[Exercise] It is required that all of the data be written out exactly.

[Data for analysis]
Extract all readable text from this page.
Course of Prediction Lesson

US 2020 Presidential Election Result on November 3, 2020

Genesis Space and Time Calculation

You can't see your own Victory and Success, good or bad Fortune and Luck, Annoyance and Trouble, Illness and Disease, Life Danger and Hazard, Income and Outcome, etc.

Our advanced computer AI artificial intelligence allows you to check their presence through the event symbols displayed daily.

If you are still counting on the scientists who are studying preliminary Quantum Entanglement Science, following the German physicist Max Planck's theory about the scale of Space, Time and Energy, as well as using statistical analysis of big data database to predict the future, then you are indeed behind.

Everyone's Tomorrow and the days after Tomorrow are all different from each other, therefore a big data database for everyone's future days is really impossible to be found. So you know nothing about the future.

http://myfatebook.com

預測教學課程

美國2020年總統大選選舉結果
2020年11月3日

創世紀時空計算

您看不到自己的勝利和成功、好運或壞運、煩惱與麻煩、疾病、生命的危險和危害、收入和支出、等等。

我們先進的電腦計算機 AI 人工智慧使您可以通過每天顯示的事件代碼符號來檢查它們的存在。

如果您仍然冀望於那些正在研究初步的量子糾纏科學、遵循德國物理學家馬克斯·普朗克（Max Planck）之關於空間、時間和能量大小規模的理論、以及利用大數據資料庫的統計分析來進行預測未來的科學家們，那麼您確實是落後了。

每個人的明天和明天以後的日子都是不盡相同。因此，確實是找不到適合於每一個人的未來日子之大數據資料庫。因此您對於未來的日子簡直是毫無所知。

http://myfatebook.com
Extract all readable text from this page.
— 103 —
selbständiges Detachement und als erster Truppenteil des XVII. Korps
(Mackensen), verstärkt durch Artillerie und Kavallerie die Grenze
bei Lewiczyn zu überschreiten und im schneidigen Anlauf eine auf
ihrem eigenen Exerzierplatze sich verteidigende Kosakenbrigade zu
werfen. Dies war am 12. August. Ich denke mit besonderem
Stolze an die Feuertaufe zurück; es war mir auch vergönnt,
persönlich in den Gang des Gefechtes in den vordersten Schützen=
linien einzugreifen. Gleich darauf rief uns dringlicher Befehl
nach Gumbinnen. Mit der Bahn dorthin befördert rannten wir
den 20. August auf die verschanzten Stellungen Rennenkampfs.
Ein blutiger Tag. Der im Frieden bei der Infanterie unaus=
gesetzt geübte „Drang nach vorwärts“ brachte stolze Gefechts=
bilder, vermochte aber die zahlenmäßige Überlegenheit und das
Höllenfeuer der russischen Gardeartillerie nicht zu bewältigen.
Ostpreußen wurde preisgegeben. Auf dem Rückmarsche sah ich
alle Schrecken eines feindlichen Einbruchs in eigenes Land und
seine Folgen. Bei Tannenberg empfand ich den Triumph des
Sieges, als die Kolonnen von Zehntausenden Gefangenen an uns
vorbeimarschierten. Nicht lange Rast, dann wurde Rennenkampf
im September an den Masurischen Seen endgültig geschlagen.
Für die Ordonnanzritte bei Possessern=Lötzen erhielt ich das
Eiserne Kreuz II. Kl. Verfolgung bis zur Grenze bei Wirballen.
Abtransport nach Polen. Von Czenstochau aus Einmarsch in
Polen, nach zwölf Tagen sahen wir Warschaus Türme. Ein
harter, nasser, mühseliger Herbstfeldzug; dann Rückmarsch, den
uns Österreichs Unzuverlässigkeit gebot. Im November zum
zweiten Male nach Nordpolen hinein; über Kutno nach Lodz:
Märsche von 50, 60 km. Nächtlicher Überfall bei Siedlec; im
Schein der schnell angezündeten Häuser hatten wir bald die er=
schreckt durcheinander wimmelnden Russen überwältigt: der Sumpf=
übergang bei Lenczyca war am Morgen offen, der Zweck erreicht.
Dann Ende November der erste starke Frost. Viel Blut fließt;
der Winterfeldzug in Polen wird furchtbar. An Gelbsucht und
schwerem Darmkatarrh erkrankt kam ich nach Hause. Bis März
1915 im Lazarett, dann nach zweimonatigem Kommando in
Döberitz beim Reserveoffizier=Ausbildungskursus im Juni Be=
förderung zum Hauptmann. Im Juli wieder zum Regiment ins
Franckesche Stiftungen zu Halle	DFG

[Task response]
Extract all readable text from this page.
Course of Prediction Lesson

US 2020 Presidential Election Result on November 3, 2020

Genesis Space and Time Calculation

You can't see your own Victory and Success, good or bad Fortune and Luck, Annoyance and Trouble, Illness and Disease, Life Danger and Hazard, Income and Outcome, etc.

Our advanced computer AI artificial intelligence allows you to check their presence through the event symbols displayed daily.

If you are still counting on the scientists who are studying preliminary Quantum Entanglement Science, following the German physicist Max Planck's theory about the scale of Space, Time and Energy, as well as using statistical analysis of big data database to predict the future, then you are indeed behind.

Everyone's Tomorrow and the days after Tomorrow are all different from each other, therefore a big data database for everyone's future days is really impossible to be found. So you know nothing about the future.

http://myfatebook.com

預測教學課程

美國2020年總統大選選舉結果
2020年11月3日

創世紀時空計算

您看不到自己的勝利和成功、好運或壞運、煩惱與麻煩、疾病、生命的危險和危害、收入和支出、等等。

我們先進的電腦計算機 AI 人工智慧使您可以通過每天顯示的事件代碼符號來檢查它們的存在。

如果您仍然冀望於那些正在研究初步的量子糾纏科學、遵循德國物理學家馬克斯·普朗克（Max Planck）之關於空間、時間和能量大小規模的理論、以及利用大數據資料庫的統計分析來進行預測未來的科學家們，那麼您確實是落後了。

每個人的明天和明天以後的日子都是不盡相同。因此，確實是找不到適合於每一個人的未來日子之大數據資料庫。因此您對於未來的日子簡直是毫無所知。

http://myfatebook.com
Extract all readable text from this page.
— 103 —
selbständiges Detachement und als erster Truppenteil des XVII. Korps
(Mackensen), verstärkt durch Artillerie und Kavallerie die Grenze
bei Lewiczyn zu überschreiten und im schneidigen Anlauf eine auf
ihrem eigenen Exerzierplatze sich verteidigende Kosakenbrigade zu
werfen. Dies war am 12. August. Ich denke mit besonderem
Stolze an die Feuertaufe zurück; es war mir auch vergönnt,
persönlich in den Gang des Gefechtes in den vordersten Schützen=
linien einzugreifen. Gleich darauf rief uns dringlicher Befehl
nach Gumbinnen. Mit der Bahn dorthin befördert rannten wir
den 20. August auf die verschanzten Stellungen Rennenkampfs.
Ein blutiger Tag. Der im Frieden bei der Infanterie unaus=
gesetzt geübte „Drang nach vorwärts“ brachte stolze Gefechts=
bilder, vermochte aber die zahlenmäßige Überlegenheit und das
Höllenfeuer der russischen Gardeartillerie nicht zu bewältigen.
Ostpreußen wurde preisgegeben. Auf dem Rückmarsche sah ich
alle Schrecken eines feindlichen Einbruchs in eigenes Land und
seine Folgen. Bei Tannenberg empfand ich den Triumph des
Sieges, als die Kolonnen von Zehntausenden Gefangenen an uns
vorbeimarschierten. Nicht lange Rast, dann wurde Rennenkampf
im September an den Masurischen Seen endgültig geschlagen.
Für die Ordonnanzritte bei Possessern=Lötzen erhielt ich das
Eiserne Kreuz II. Kl. Verfolgung bis zur Grenze bei Wirballen.
Abtransport nach Polen. Von Czenstochau aus Einmarsch in
Polen, nach zwölf Tagen sahen wir Warschaus Türme. Ein
harter, nasser, mühseliger Herbstfeldzug; dann Rückmarsch, den
uns Österreichs Unzuverlässigkeit gebot. Im November zum
zweiten Male nach Nordpolen hinein; über Kutno nach Lodz:
Märsche von 50, 60 km. Nächtlicher Überfall bei Siedlec; im
Schein der schnell angezündeten Häuser hatten wir bald die er=
schreckt durcheinander wimmelnden Russen überwältigt: der Sumpf=
übergang bei Lenczyca war am Morgen offen, der Zweck erreicht.
Dann Ende November der erste starke Frost. Viel Blut fließt;
der Winterfeldzug in Polen wird furchtbar. An Gelbsucht und
schwerem Darmkatarrh erkrankt kam ich nach Hause. Bis März
1915 im Lazarett, dann nach zweimonatigem Kommando in
Döberitz beim Reserveoffizier=Ausbildungskursus im Juni Be=
förderung zum Hauptmann. Im Juli wieder zum Regiment ins
Franckesche Stiftungen zu Halle	DFG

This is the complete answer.